-- Exercise objective --
Look at the entries below and reproduce them exactly.

-- Stored items --
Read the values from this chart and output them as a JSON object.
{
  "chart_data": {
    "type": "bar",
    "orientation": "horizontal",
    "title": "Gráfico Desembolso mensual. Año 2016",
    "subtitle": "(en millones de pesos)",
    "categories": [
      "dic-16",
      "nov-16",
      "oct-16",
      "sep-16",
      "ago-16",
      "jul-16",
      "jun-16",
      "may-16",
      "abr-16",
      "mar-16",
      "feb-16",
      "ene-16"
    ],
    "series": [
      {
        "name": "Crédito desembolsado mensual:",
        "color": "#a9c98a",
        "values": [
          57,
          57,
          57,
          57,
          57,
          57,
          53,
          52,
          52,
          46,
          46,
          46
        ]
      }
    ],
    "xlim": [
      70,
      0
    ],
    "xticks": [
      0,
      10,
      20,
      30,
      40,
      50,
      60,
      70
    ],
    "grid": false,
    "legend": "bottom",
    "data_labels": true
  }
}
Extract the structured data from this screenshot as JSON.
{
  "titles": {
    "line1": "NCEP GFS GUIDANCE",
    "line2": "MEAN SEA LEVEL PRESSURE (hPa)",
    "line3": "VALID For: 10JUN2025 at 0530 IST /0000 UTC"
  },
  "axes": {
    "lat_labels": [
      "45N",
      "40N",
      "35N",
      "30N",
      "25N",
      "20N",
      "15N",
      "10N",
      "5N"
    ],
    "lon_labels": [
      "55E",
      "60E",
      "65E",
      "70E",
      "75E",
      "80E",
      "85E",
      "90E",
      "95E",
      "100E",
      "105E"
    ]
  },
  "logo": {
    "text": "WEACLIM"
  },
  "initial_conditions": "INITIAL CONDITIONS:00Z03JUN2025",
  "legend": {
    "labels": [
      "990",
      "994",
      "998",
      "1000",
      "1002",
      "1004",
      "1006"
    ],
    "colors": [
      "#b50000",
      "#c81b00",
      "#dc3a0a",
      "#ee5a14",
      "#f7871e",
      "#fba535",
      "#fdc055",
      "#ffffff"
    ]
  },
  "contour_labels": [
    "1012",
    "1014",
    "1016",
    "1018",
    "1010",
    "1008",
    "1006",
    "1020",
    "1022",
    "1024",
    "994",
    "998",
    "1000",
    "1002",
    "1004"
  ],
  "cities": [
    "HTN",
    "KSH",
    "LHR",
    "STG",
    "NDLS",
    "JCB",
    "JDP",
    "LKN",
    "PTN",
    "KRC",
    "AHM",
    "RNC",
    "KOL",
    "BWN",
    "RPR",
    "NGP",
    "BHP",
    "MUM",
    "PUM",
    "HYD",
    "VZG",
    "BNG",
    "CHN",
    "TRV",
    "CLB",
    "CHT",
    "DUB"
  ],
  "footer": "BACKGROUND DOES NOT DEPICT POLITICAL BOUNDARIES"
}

-- Full solution --
Read the values from this chart and output them as a JSON object.
{
  "chart_data": {
    "type": "bar",
    "orientation": "horizontal",
    "title": "Gráfico Desembolso mensual. Año 2016",
    "subtitle": "(en millones de pesos)",
    "categories": [
      "dic-16",
      "nov-16",
      "oct-16",
      "sep-16",
      "ago-16",
      "jul-16",
      "jun-16",
      "may-16",
      "abr-16",
      "mar-16",
      "feb-16",
      "ene-16"
    ],
    "series": [
      {
        "name": "Crédito desembolsado mensual:",
        "color": "#a9c98a",
        "values": [
          57,
          57,
          57,
          57,
          57,
          57,
          53,
          52,
          52,
          46,
          46,
          46
        ]
      }
    ],
    "xlim": [
      70,
      0
    ],
    "xticks": [
      0,
      10,
      20,
      30,
      40,
      50,
      60,
      70
    ],
    "grid": false,
    "legend": "bottom",
    "data_labels": true
  }
}
Extract the structured data from this screenshot as JSON.
{
  "titles": {
    "line1": "NCEP GFS GUIDANCE",
    "line2": "MEAN SEA LEVEL PRESSURE (hPa)",
    "line3": "VALID For: 10JUN2025 at 0530 IST /0000 UTC"
  },
  "axes": {
    "lat_labels": [
      "45N",
      "40N",
      "35N",
      "30N",
      "25N",
      "20N",
      "15N",
      "10N",
      "5N"
    ],
    "lon_labels": [
      "55E",
      "60E",
      "65E",
      "70E",
      "75E",
      "80E",
      "85E",
      "90E",
      "95E",
      "100E",
      "105E"
    ]
  },
  "logo": {
    "text": "WEACLIM"
  },
  "initial_conditions": "INITIAL CONDITIONS:00Z03JUN2025",
  "legend": {
    "labels": [
      "990",
      "994",
      "998",
      "1000",
      "1002",
      "1004",
      "1006"
    ],
    "colors": [
      "#b50000",
      "#c81b00",
      "#dc3a0a",
      "#ee5a14",
      "#f7871e",
      "#fba535",
      "#fdc055",
      "#ffffff"
    ]
  },
  "contour_labels": [
    "1012",
    "1014",
    "1016",
    "1018",
    "1010",
    "1008",
    "1006",
    "1020",
    "1022",
    "1024",
    "994",
    "998",
    "1000",
    "1002",
    "1004"
  ],
  "cities": [
    "HTN",
    "KSH",
    "LHR",
    "STG",
    "NDLS",
    "JCB",
    "JDP",
    "LKN",
    "PTN",
    "KRC",
    "AHM",
    "RNC",
    "KOL",
    "BWN",
    "RPR",
    "NGP",
    "BHP",
    "MUM",
    "PUM",
    "HYD",
    "VZG",
    "BNG",
    "CHN",
    "TRV",
    "CLB",
    "CHT",
    "DUB"
  ],
  "footer": "BACKGROUND DOES NOT DEPICT POLITICAL BOUNDARIES"
}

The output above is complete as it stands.